-- START SELECTED EXCERPT --

4.4 Tax Withholding. Regardless of any action taken by the
Company or any other Participating Company with respect to any or all income
tax, social insurance, payroll tax, payment on account or other tax-related
withholding (the "Tax Obligations"), the Participant acknowledges that the
ultimate liability for all Tax Obligations legally due by the Participant is and
remains the Participant's responsibility and that the Company (a) makes no
representations or undertakings regarding the treatment of any Tax Obligations
in connection with any aspect of the Option, including the grant, vesting or
exercise of the Option, the subsequent sale of shares acquired pursuant to such
exercise, or the receipt of any dividends and (b) does not commit to structure
the terms of the grant or any other aspect of the Option to reduce or eliminate
the Participant's liability for Tax Obligations. At the time of exercise of the
Option, the Participant shall pay or make adequate arrangements satisfactory to
the Company to satisfy all withholding obligations of the Company and any other
Participating Company. In this regard, at the time the Option is exercised, in
whole or in part, or at any time thereafter as requested by the Company or any
other Participating Company, the Participant hereby authorizes withholding of
all applicable Tax Obligations from payroll and any other amounts payable to the
Participant, and otherwise agrees to make adequate provision for withholding of
all applicable Tax Obligations, if any, by each Participating Company which
arise in connection with the Option. Alternatively, or in addition, if
permissible under applicable law, including Local Law, the Company or any other
Participating Company may (i) sell or arrange for the sale of shares acquired by
the Participant to satisfy the Tax Obligations, and/or (ii) withhold in shares,
provided that only the amount of shares necessary to satisfy the minimum
withholding amount required by applicable law, including Local Law, is withheld.

-- END SELECTED EXCERPT --
-- START SUPPLIED ENTRIES --

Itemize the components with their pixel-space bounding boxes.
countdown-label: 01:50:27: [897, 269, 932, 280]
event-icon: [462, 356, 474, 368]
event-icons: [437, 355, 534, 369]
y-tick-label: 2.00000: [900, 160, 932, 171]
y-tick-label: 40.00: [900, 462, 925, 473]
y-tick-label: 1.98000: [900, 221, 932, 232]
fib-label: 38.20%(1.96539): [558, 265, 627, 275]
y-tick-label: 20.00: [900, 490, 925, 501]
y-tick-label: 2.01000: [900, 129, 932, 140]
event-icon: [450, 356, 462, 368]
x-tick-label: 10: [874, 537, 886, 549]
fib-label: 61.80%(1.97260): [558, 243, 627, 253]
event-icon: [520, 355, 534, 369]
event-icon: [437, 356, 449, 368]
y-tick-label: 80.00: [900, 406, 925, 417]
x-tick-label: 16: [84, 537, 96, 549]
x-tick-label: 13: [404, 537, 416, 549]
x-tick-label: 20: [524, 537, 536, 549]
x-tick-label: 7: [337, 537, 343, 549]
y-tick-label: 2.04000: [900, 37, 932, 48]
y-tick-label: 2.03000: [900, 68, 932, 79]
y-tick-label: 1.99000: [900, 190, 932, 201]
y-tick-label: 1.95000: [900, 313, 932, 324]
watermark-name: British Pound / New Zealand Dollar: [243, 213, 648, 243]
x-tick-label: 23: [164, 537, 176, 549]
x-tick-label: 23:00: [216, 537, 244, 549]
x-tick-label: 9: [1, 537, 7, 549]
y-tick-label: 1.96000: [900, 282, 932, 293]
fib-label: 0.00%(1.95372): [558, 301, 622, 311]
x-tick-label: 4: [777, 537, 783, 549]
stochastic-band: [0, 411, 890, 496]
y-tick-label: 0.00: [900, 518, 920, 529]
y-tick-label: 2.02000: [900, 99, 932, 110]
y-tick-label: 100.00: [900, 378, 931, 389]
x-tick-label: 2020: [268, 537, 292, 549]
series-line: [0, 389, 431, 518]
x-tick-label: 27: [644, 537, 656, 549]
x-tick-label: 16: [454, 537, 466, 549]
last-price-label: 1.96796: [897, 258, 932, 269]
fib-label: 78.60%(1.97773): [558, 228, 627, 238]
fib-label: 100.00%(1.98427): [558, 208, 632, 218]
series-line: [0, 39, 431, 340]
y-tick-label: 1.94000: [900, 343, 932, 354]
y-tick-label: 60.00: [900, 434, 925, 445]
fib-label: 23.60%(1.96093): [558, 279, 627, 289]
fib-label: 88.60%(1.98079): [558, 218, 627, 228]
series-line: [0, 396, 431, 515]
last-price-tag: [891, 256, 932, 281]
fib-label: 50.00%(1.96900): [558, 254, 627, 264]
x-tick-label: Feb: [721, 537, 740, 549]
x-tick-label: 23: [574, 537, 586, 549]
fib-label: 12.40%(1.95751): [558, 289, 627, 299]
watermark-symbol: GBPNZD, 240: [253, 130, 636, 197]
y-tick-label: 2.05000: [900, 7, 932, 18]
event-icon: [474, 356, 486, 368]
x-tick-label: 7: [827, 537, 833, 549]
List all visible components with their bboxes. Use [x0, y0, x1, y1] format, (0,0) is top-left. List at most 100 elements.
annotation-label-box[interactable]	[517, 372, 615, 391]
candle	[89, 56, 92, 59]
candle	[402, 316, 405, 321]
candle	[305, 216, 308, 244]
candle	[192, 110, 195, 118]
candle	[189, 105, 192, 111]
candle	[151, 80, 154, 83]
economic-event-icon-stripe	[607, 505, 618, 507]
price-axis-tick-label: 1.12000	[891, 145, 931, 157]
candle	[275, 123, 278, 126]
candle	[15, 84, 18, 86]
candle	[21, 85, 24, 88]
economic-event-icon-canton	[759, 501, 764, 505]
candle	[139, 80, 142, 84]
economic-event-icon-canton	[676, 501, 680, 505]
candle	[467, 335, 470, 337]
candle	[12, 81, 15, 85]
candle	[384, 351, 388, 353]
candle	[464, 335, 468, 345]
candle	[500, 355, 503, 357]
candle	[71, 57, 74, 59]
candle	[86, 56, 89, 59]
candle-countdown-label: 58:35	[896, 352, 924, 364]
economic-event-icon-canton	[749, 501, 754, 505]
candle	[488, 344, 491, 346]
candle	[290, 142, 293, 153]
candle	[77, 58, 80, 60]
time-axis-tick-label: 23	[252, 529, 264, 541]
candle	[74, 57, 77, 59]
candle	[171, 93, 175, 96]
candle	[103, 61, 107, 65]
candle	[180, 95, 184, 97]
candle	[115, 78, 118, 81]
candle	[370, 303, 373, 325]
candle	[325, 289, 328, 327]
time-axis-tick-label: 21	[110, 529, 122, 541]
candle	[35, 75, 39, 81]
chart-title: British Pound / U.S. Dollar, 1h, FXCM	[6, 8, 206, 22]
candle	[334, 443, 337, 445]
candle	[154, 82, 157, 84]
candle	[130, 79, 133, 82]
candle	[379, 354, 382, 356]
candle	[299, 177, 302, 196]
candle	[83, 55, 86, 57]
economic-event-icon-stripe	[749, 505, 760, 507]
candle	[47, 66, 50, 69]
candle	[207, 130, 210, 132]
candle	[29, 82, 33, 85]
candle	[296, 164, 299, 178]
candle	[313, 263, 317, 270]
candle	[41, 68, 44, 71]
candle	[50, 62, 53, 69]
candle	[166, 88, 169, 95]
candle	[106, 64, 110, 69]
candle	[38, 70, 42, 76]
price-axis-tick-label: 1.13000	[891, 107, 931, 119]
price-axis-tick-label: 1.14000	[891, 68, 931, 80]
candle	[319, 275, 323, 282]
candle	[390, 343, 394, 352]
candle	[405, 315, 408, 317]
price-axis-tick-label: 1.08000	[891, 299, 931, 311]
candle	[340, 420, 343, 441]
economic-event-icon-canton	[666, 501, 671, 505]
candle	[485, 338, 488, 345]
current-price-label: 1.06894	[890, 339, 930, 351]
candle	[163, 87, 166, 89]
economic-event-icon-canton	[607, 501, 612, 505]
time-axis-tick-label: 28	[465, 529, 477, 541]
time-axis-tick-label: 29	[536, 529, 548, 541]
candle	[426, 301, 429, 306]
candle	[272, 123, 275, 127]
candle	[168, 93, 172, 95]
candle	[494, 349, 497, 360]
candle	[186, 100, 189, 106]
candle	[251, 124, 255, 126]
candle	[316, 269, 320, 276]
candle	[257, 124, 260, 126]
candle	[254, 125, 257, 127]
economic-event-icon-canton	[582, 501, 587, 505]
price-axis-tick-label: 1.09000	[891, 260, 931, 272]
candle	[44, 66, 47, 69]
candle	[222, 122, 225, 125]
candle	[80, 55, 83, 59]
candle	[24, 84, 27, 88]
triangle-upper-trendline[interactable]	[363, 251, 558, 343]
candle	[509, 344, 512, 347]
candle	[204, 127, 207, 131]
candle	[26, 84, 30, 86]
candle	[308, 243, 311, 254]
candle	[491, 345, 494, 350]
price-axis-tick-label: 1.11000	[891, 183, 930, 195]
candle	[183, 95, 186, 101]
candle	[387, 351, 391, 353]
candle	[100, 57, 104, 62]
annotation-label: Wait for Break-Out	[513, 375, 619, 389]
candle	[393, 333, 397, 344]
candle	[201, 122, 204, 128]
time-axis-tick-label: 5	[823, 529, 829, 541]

-- END SUPPLIED ENTRIES --

_GOAL 1:_
Shorten the tax withholding clause paragraph that begins "4.4 Tax Withholding. Regardless of any action" into a list of its main points.
_GOAL 2:_
Extend the tax withholding clause, picking up after its last sentence.
You won't need the records for this.

_REPLY 1:_
- The Participant is ultimately responsible for all Tax Obligations legally due, whatever action the Company or any other Participating Company takes on withholding. Tax Obligations include income tax, social insurance, payroll tax, payment on account and other tax-related withholding.
- The Company makes no promises about how Tax Obligations will be treated for any part of the Option. This covers the grant, vesting, exercise, the later sale of the shares and any dividends.
- The Company does not commit to structuring the grant or the Option to lower or remove the Participant's tax liability.
- When exercising the Option, the Participant must pay, or make arrangements the Company accepts, to cover all withholding obligations of the Company and any other Participating Company.
- The Participant authorizes withholding of applicable Tax Obligations from payroll and other amounts owed to them, at exercise or later on request. The Participant also agrees to make other adequate provision for that withholding.
- Where applicable law, including Local Law, allows, the Company or another Participating Company may also sell, or arrange the sale of, the Participant's acquired shares to cover the Tax Obligations.
- Under the same condition, it may withhold shares, but only enough to meet the minimum withholding the law requires.

_REPLY 2:_
Finally, the Participant shall pay to the Company or any other Participating
Company any amount of the Tax Obligations that any such company may be required
to withhold as a result of the Participant's participation in the Plan that
cannot be satisfied by the means previously described. The Company shall have no
obligation to process the exercise of the Option or to deliver shares until the
Tax Obligations as described in this Section have been satisfied by the
Participant.
4.5 Beneficial Ownership of Shares; Certificate Registration.
The Participant hereby authorizes the Company, in its sole discretion, to
deposit for the benefit of the Participant with any broker with which the
Participant has an account relationship of which the Company has notice any or
all shares acquired by the Participant pursuant to the exercise of the Option.
Except as provided by the preceding sentence, a certificate for the shares as to
which the Option is exercised shall be registered in the name of the
Participant, or, if applicable, in the names of the heirs of the Participant.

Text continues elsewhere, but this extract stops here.